Copy each line containing the word "Expressed" from the records that follow, please.

────────────────────

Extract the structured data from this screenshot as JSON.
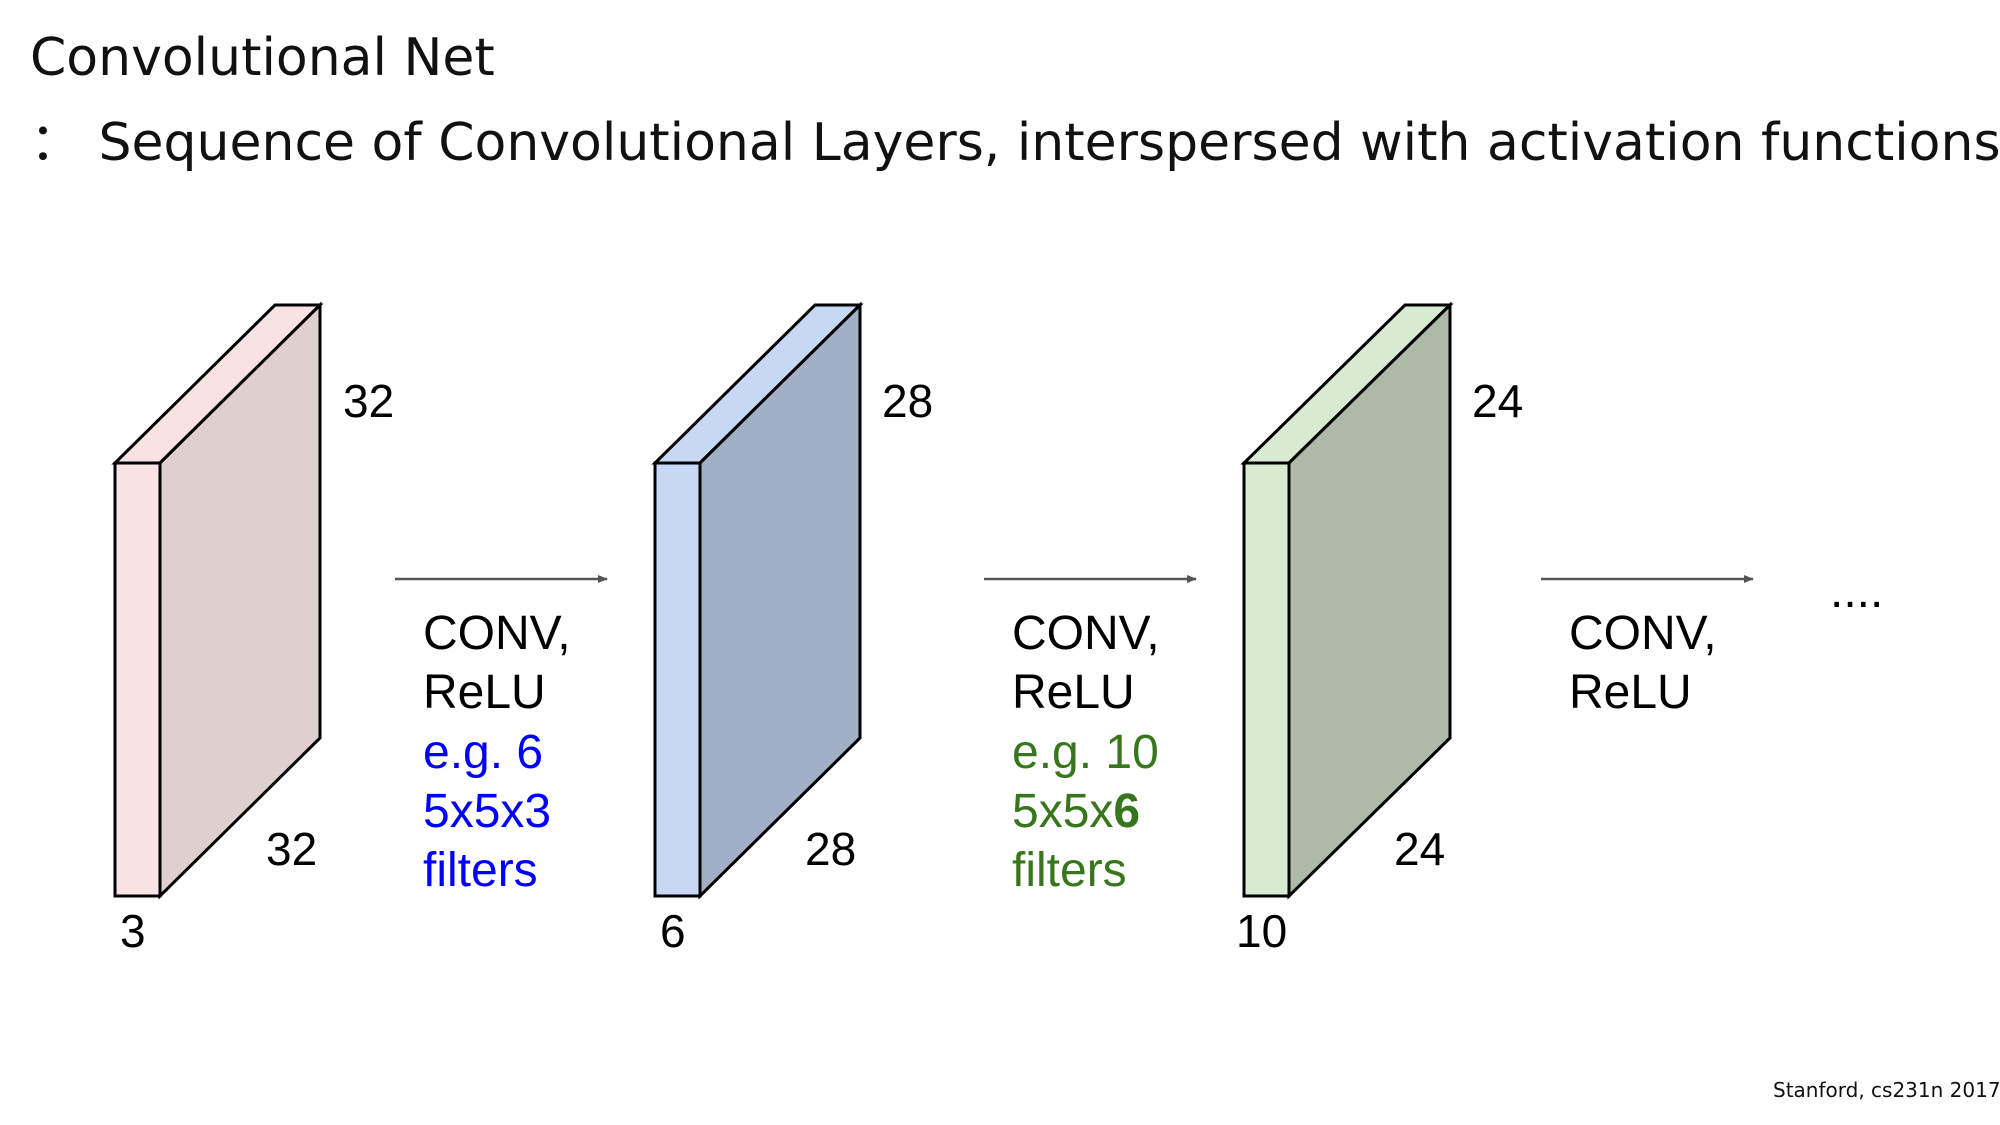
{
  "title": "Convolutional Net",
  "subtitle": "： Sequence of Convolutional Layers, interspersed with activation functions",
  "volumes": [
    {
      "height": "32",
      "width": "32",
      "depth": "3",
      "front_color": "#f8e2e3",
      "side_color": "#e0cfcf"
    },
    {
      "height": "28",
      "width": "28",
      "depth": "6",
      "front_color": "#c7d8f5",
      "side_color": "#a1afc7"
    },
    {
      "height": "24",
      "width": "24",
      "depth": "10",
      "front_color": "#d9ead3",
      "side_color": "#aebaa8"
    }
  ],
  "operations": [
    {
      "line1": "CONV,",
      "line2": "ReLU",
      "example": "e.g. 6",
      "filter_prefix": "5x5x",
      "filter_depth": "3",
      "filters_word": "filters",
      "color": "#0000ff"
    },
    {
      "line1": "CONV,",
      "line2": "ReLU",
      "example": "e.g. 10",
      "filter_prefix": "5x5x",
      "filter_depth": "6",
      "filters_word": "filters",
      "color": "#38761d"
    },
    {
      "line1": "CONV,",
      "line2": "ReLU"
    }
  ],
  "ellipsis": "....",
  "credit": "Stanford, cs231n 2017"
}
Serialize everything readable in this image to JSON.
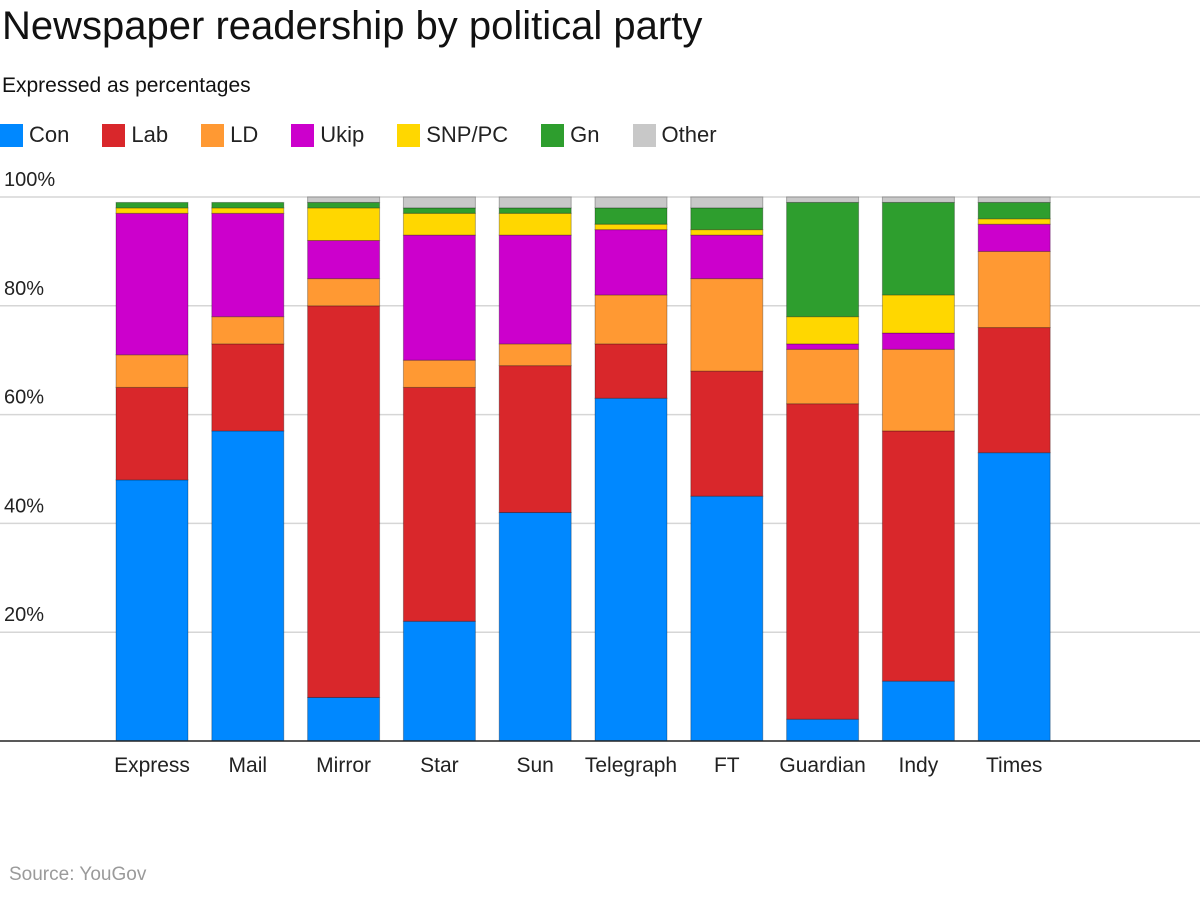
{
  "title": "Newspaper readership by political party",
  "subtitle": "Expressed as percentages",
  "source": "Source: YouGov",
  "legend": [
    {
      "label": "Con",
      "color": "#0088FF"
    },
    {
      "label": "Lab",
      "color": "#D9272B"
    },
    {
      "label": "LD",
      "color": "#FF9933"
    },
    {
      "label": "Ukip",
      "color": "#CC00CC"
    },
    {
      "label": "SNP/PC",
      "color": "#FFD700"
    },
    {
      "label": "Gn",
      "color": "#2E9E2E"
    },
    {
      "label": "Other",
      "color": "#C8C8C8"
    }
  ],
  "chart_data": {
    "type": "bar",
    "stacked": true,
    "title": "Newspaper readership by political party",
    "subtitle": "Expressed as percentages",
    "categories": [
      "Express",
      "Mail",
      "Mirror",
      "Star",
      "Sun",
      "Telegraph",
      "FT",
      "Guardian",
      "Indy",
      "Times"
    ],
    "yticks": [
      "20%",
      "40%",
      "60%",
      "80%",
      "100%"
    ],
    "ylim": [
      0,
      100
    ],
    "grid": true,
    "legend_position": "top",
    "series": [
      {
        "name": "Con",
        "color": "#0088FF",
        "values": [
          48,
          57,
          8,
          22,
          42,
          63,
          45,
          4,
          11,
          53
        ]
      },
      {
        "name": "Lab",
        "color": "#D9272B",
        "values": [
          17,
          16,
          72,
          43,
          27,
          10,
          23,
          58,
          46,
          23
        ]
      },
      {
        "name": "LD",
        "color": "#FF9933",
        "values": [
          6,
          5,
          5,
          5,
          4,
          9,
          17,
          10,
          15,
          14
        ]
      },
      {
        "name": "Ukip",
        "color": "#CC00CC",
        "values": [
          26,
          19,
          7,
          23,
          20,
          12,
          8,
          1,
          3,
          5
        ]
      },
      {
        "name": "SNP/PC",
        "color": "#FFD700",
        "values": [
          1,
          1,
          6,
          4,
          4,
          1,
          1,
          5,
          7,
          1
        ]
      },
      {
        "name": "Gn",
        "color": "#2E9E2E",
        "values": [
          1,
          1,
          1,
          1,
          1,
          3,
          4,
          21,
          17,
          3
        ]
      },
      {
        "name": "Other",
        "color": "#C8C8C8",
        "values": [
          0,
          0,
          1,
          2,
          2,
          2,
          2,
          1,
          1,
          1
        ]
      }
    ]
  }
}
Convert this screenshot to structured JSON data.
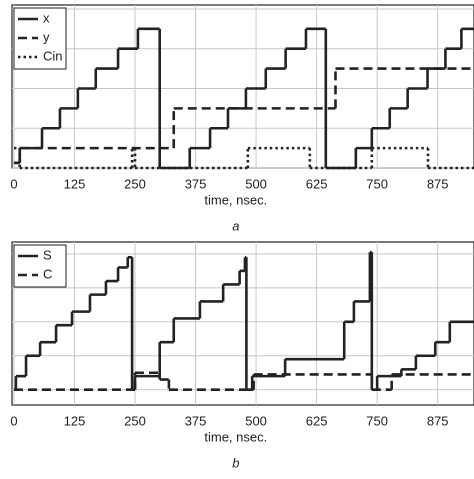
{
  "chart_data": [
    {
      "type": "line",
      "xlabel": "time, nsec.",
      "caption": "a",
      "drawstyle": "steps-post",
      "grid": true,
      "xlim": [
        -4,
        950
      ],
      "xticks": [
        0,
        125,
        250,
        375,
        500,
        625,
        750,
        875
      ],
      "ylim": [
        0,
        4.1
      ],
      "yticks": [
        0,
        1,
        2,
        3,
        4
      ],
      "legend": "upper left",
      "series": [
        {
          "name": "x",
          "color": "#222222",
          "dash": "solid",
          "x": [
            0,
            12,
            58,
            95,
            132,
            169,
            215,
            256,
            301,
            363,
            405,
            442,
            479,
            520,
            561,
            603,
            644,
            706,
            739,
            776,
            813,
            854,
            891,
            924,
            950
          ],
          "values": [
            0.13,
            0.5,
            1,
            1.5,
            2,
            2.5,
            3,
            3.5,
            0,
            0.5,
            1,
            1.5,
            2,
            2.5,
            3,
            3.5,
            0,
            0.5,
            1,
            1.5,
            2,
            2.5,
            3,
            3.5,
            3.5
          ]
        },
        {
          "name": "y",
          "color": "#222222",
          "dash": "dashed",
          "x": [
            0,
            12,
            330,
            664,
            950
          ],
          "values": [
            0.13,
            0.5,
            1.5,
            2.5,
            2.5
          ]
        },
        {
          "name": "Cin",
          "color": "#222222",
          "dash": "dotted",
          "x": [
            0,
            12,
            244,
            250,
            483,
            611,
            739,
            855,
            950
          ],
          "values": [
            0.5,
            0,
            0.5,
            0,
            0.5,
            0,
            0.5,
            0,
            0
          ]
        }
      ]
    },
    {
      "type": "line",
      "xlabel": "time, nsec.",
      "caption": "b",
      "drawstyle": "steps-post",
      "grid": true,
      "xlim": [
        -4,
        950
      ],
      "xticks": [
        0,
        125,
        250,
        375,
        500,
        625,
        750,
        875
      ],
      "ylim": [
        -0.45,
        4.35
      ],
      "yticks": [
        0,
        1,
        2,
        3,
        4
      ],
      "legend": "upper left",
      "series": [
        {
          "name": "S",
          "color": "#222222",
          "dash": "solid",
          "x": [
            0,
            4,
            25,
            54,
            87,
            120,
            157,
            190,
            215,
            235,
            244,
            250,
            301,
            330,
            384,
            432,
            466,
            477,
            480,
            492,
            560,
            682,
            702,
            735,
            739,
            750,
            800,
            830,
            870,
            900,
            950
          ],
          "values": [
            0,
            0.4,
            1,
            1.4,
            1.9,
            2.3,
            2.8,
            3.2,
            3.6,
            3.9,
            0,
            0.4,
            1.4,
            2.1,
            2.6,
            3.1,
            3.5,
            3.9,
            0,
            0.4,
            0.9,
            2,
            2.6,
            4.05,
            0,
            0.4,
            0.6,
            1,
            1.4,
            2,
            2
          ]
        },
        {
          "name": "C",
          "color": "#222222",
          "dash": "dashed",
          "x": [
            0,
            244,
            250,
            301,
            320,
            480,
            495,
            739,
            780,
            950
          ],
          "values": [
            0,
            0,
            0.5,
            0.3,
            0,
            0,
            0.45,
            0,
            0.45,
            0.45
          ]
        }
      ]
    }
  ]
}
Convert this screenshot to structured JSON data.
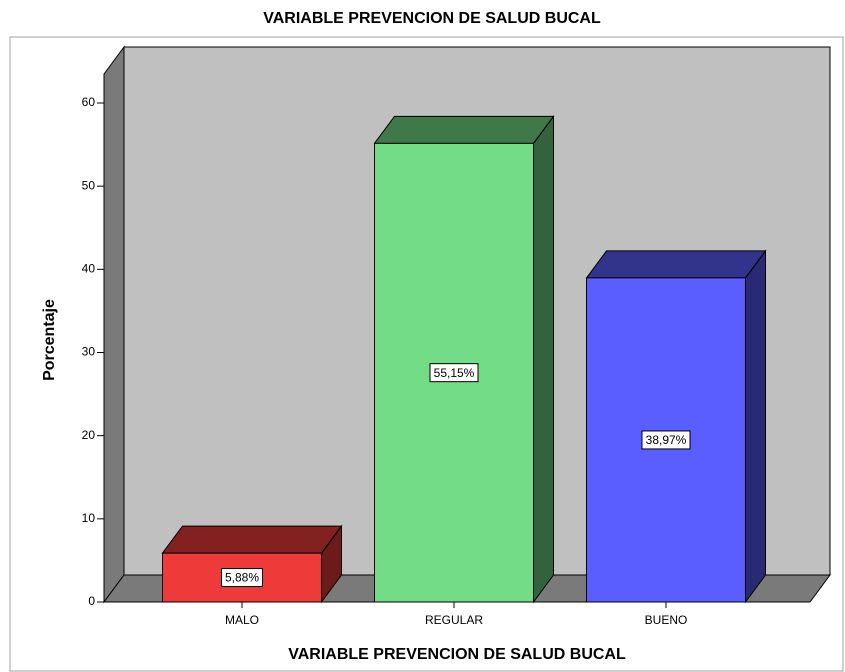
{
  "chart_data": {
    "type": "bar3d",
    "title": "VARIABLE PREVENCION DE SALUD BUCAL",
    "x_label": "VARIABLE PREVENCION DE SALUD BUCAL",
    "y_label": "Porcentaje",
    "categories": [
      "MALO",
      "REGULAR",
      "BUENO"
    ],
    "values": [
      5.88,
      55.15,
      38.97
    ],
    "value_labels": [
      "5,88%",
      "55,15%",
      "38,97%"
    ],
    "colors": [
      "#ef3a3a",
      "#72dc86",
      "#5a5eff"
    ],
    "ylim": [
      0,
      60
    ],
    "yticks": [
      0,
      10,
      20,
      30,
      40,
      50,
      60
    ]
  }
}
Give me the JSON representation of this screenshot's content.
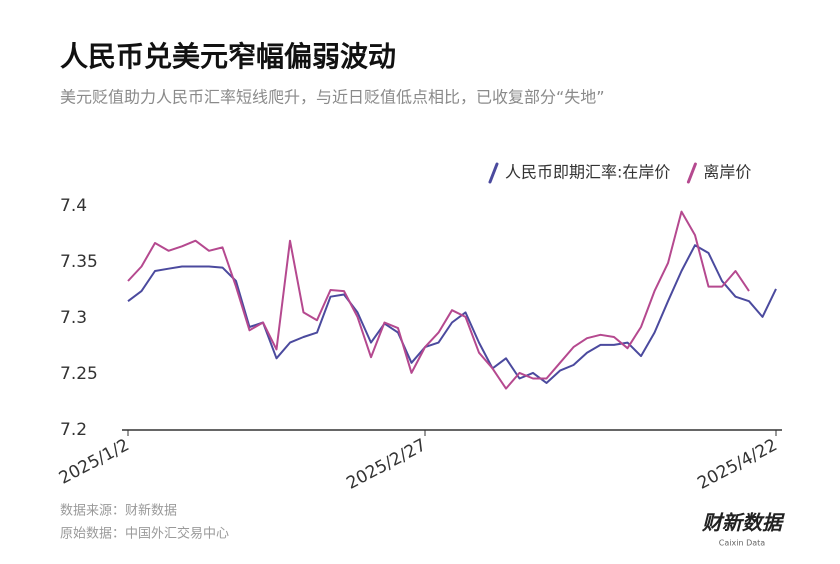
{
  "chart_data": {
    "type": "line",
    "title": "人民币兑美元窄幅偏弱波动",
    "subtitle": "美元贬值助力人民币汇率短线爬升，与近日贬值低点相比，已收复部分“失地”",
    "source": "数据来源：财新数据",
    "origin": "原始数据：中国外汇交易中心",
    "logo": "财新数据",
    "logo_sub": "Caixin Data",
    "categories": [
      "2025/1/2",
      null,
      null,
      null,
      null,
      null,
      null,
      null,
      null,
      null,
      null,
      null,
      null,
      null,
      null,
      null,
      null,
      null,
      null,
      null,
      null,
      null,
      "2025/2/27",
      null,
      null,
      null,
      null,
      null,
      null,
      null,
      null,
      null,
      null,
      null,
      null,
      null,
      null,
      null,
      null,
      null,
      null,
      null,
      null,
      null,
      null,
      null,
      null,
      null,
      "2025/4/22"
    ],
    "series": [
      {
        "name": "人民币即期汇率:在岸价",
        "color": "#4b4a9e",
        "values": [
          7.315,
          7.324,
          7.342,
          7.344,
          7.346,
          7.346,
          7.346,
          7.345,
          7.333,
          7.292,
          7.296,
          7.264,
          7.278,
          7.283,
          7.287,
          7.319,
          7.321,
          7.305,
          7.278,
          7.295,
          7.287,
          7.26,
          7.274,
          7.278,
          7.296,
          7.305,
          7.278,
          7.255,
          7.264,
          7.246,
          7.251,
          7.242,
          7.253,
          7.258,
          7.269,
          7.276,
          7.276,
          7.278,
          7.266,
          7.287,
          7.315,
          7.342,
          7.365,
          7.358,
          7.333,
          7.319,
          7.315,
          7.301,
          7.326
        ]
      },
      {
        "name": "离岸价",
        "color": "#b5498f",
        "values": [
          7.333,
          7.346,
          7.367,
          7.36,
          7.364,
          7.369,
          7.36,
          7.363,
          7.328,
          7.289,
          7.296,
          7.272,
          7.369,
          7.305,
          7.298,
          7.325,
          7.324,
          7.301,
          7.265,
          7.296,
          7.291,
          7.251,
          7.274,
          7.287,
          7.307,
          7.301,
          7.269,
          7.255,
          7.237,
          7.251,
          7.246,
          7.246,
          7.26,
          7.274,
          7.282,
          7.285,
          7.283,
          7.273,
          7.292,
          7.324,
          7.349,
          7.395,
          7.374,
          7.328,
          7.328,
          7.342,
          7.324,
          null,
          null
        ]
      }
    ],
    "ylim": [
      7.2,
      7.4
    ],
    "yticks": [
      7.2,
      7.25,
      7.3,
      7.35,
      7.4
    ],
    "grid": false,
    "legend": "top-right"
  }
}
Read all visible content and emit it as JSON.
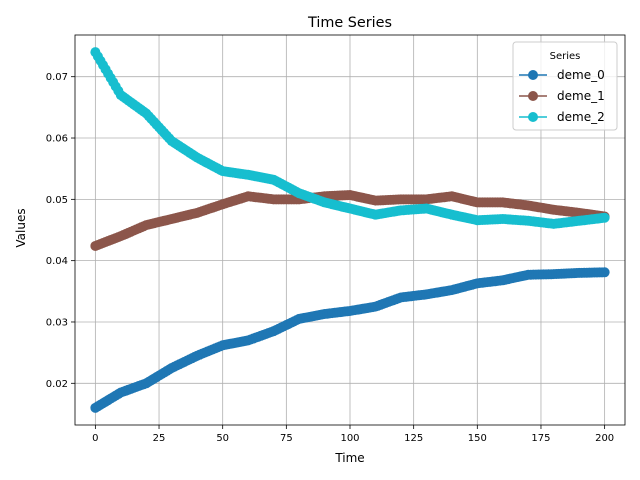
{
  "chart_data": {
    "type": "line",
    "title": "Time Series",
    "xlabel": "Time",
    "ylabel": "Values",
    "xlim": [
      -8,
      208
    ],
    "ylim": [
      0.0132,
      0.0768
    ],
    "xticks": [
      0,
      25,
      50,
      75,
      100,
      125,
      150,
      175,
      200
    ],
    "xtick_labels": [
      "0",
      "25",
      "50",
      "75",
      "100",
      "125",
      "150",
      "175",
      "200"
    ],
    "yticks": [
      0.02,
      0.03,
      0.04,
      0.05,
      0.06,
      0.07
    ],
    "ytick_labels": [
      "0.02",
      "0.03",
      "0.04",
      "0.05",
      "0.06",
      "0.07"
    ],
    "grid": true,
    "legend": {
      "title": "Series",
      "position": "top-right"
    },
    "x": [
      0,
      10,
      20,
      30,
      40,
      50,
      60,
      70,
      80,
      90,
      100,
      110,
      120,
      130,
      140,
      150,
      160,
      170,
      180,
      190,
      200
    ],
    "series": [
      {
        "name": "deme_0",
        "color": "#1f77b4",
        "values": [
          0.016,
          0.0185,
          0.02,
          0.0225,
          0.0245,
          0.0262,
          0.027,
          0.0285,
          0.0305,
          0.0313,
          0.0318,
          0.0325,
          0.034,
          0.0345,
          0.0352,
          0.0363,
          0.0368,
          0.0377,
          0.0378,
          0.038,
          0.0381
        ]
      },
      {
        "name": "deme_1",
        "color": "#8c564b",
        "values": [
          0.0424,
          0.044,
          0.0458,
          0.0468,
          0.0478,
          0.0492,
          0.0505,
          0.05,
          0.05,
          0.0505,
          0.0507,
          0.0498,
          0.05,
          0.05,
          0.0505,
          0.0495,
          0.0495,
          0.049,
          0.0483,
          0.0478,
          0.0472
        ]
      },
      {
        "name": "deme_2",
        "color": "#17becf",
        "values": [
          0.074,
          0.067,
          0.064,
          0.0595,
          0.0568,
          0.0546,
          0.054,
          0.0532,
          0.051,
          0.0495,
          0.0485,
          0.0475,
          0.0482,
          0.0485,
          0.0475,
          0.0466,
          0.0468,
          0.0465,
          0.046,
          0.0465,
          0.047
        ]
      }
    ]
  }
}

────────────────────

Solution to the problem.
  "subtitle": "Expressed as percentages",
    "subtitle": "Expressed as percentages",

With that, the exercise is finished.